WORK TO BE COMPLETED:
Please transcribe the data exactly as shown, skipping the images.

Dataset records of page text:
● ● ●

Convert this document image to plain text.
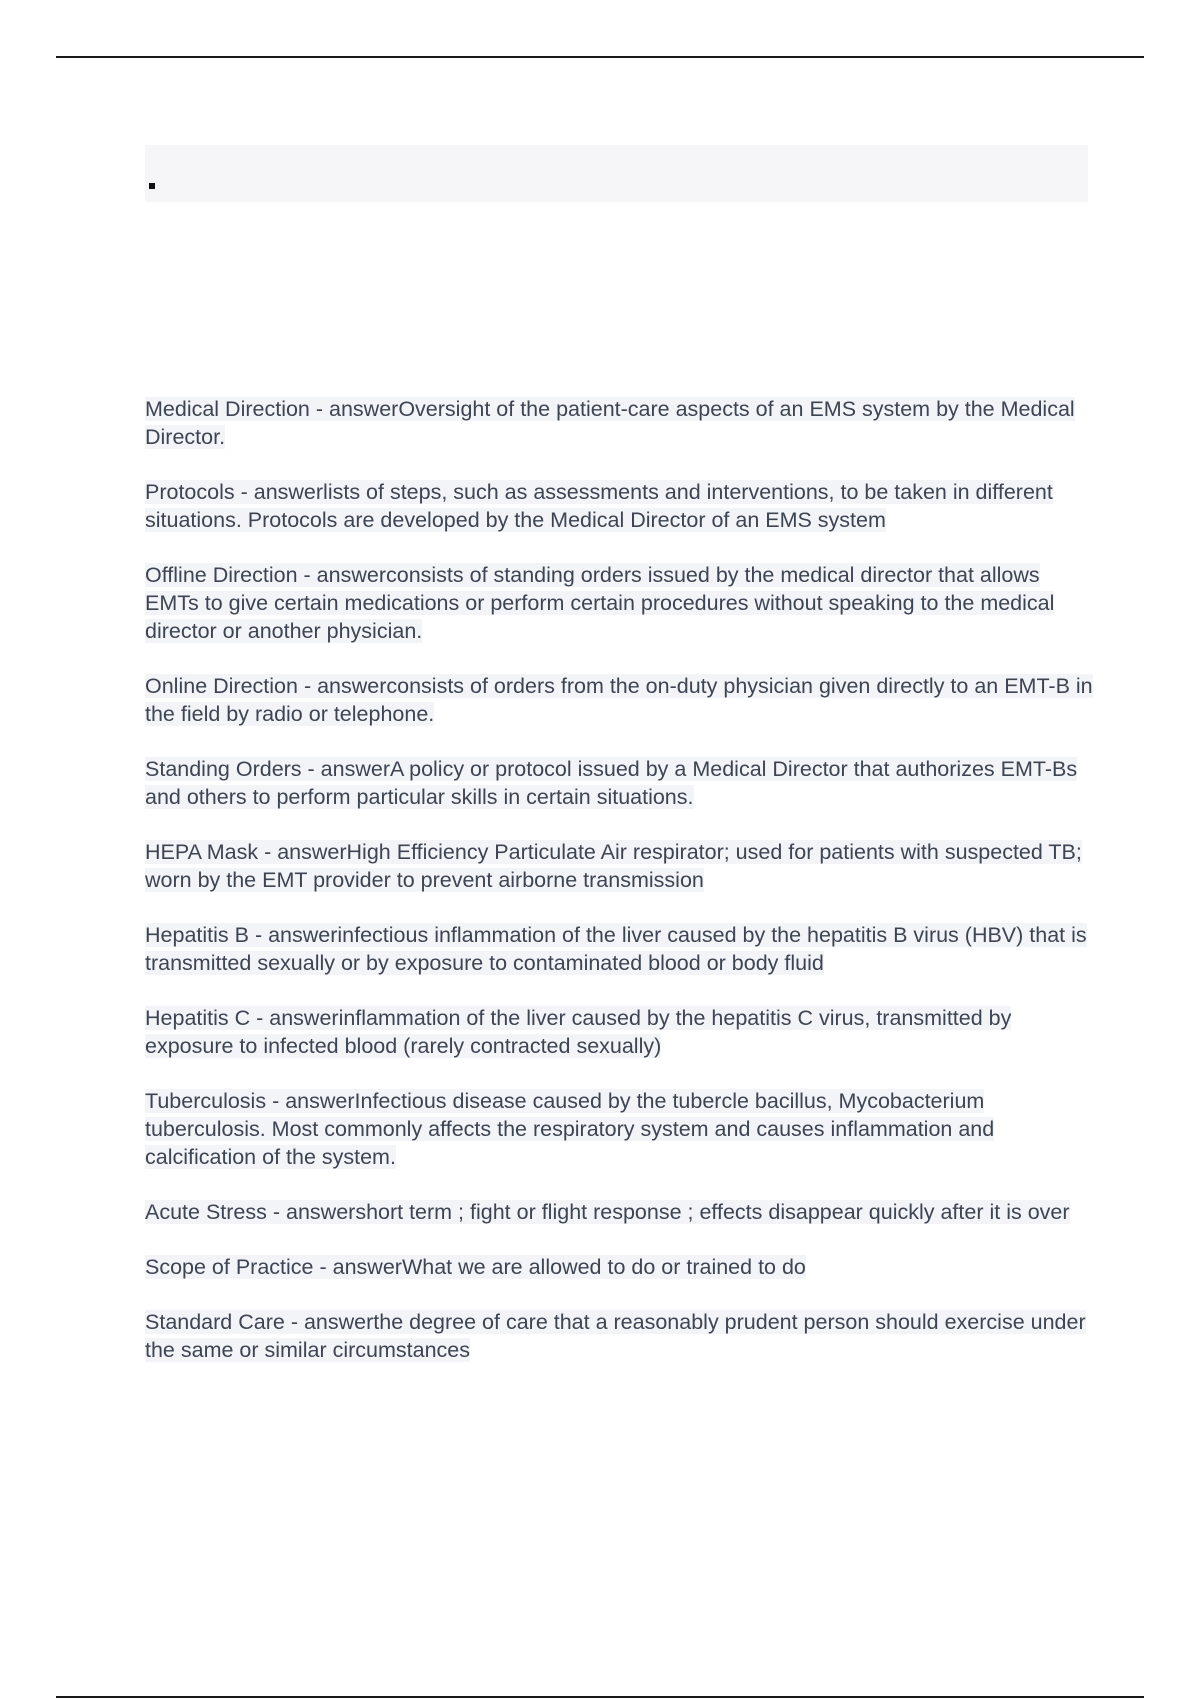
Medical Direction - answerOversight of the patient-care aspects of an EMS system by the Medical Director.

Protocols - answerlists of steps, such as assessments and interventions, to be taken in different situations. Protocols are developed by the Medical Director of an EMS system

Offline Direction - answerconsists of standing orders issued by the medical director that allows EMTs to give certain medications or perform certain procedures without speaking to the medical director or another physician.

Online Direction - answerconsists of orders from the on-duty physician given directly to an EMT-B in the field by radio or telephone.

Standing Orders - answerA policy or protocol issued by a Medical Director that authorizes EMT-Bs and others to perform particular skills in certain situations.

HEPA Mask - answerHigh Efficiency Particulate Air respirator; used for patients with suspected TB; worn by the EMT provider to prevent airborne transmission

Hepatitis B - answerinfectious inflammation of the liver caused by the hepatitis B virus (HBV) that is transmitted sexually or by exposure to contaminated blood or body fluid

Hepatitis C - answerinflammation of the liver caused by the hepatitis C virus, transmitted by exposure to infected blood (rarely contracted sexually)

Tuberculosis - answerInfectious disease caused by the tubercle bacillus, Mycobacterium tuberculosis. Most commonly affects the respiratory system and causes inflammation and calcification of the system.

Acute Stress - answershort term ; fight or flight response ; effects disappear quickly after it is over

Scope of Practice - answerWhat we are allowed to do or trained to do

Standard Care - answerthe degree of care that a reasonably prudent person should exercise under the same or similar circumstances
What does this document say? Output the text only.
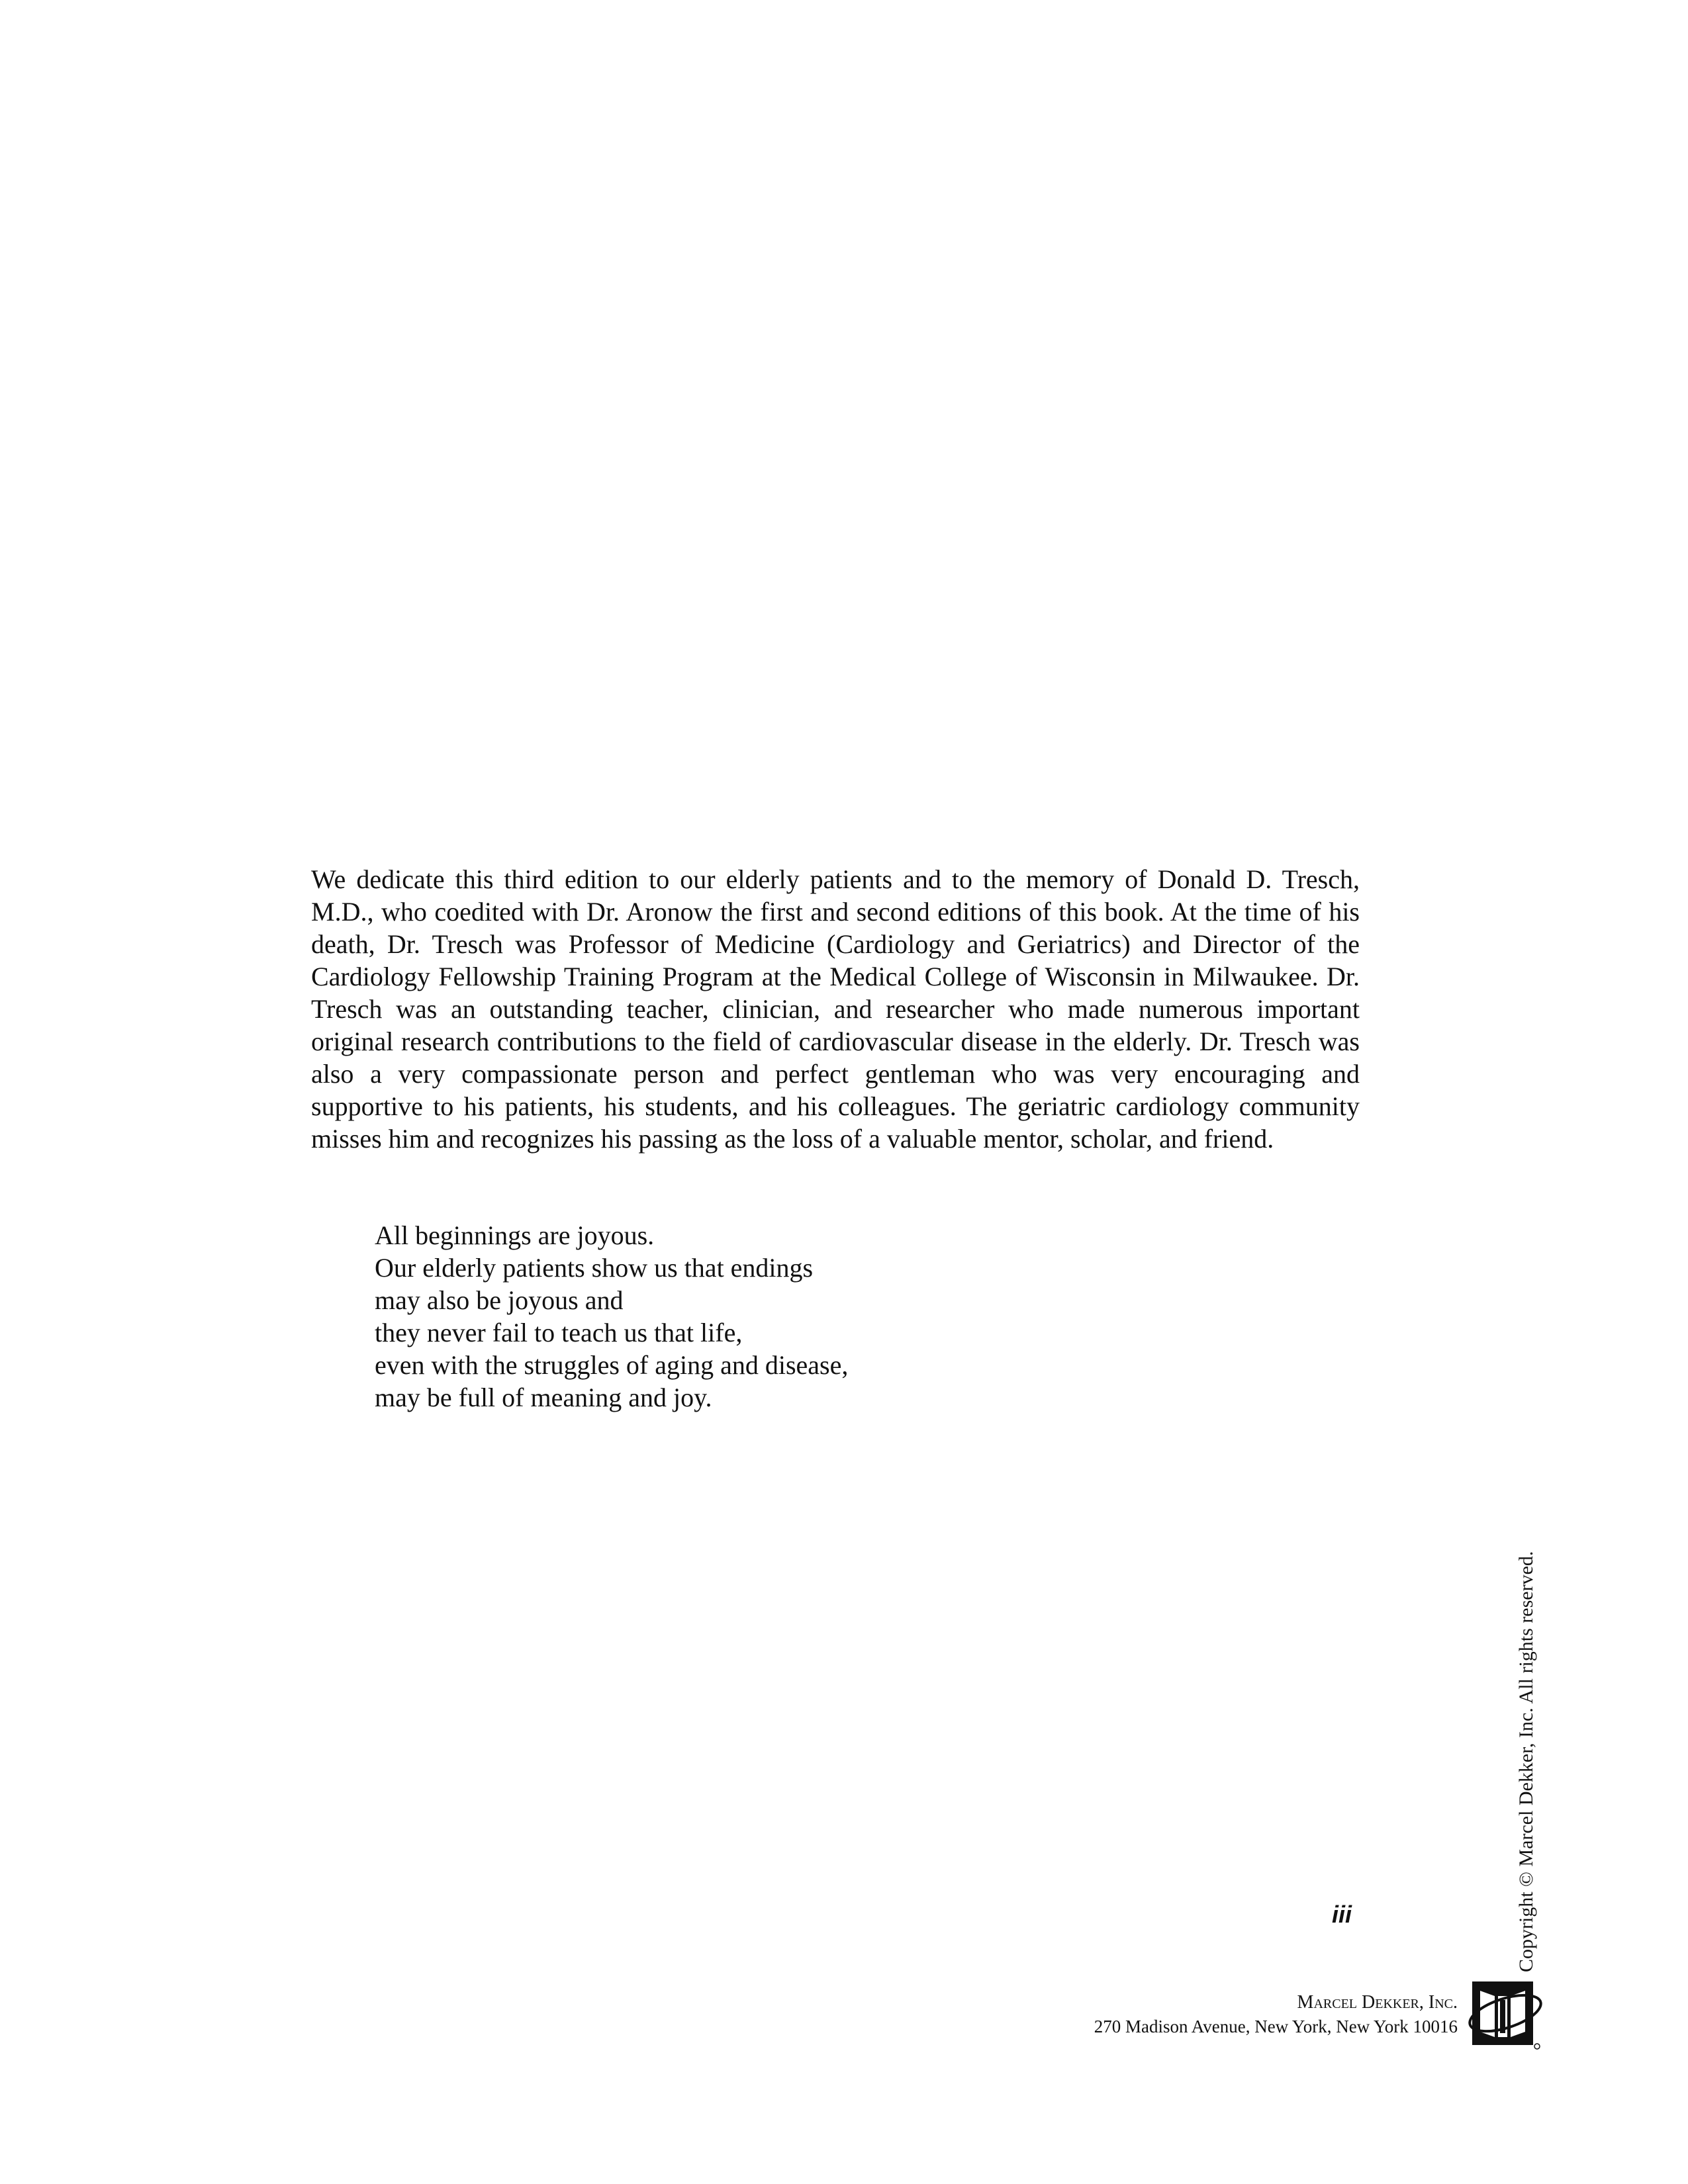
We dedicate this third edition to our elderly patients and to the memory of Donald D. Tresch, M.D., who coedited with Dr. Aronow the first and second editions of this book. At the time of his death, Dr. Tresch was Professor of Medicine (Cardiology and Geriatrics) and Director of the Cardiology Fellowship Training Program at the Medical College of Wisconsin in Milwaukee. Dr. Tresch was an outstanding teacher, clinician, and researcher who made numerous important original research contributions to the field of cardiovascular disease in the elderly. Dr. Tresch was also a very compassionate person and perfect gentleman who was very encouraging and supportive to his patients, his students, and his colleagues. The geriatric cardiology community misses him and recognizes his passing as the loss of a valuable mentor, scholar, and friend.

All beginnings are joyous.
Our elderly patients show us that endings
may also be joyous and
they never fail to teach us that life,
even with the struggles of aging and disease,
may be full of meaning and joy.
iii	Copyright © Marcel Dekker, Inc. All rights reserved.
Marcel Dekker, Inc.
270 Madison Avenue, New York, New York 10016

● ● ●

ANSWER TO THIS PROBLEM:
Convert this document image to plain text.
Medical Direction - answerOversight of the patient-care aspects of an EMS system by the Medical Director.

Protocols - answerlists of steps, such as assessments and interventions, to be taken in different situations. Protocols are developed by the Medical Director of an EMS system

Offline Direction - answerconsists of standing orders issued by the medical director that allows EMTs to give certain medications or perform certain procedures without speaking to the medical director or another physician.

Online Direction - answerconsists of orders from the on-duty physician given directly to an EMT-B in the field by radio or telephone.

Standing Orders - answerA policy or protocol issued by a Medical Director that authorizes EMT-Bs and others to perform particular skills in certain situations.

HEPA Mask - answerHigh Efficiency Particulate Air respirator; used for patients with suspected TB; worn by the EMT provider to prevent airborne transmission

Hepatitis B - answerinfectious inflammation of the liver caused by the hepatitis B virus (HBV) that is transmitted sexually or by exposure to contaminated blood or body fluid

Hepatitis C - answerinflammation of the liver caused by the hepatitis C virus, transmitted by exposure to infected blood (rarely contracted sexually)

Tuberculosis - answerInfectious disease caused by the tubercle bacillus, Mycobacterium tuberculosis. Most commonly affects the respiratory system and causes inflammation and calcification of the system.

Acute Stress - answershort term ; fight or flight response ; effects disappear quickly after it is over

Scope of Practice - answerWhat we are allowed to do or trained to do

Standard Care - answerthe degree of care that a reasonably prudent person should exercise under the same or similar circumstances
What does this document say? Output the text only.
We dedicate this third edition to our elderly patients and to the memory of Donald D. Tresch, M.D., who coedited with Dr. Aronow the first and second editions of this book. At the time of his death, Dr. Tresch was Professor of Medicine (Cardiology and Geriatrics) and Director of the Cardiology Fellowship Training Program at the Medical College of Wisconsin in Milwaukee. Dr. Tresch was an outstanding teacher, clinician, and researcher who made numerous important original research contributions to the field of cardiovascular disease in the elderly. Dr. Tresch was also a very compassionate person and perfect gentleman who was very encouraging and supportive to his patients, his students, and his colleagues. The geriatric cardiology community misses him and recognizes his passing as the loss of a valuable mentor, scholar, and friend.

All beginnings are joyous.
Our elderly patients show us that endings
may also be joyous and
they never fail to teach us that life,
even with the struggles of aging and disease,
may be full of meaning and joy.
iii	Copyright © Marcel Dekker, Inc. All rights reserved.
Marcel Dekker, Inc.
270 Madison Avenue, New York, New York 10016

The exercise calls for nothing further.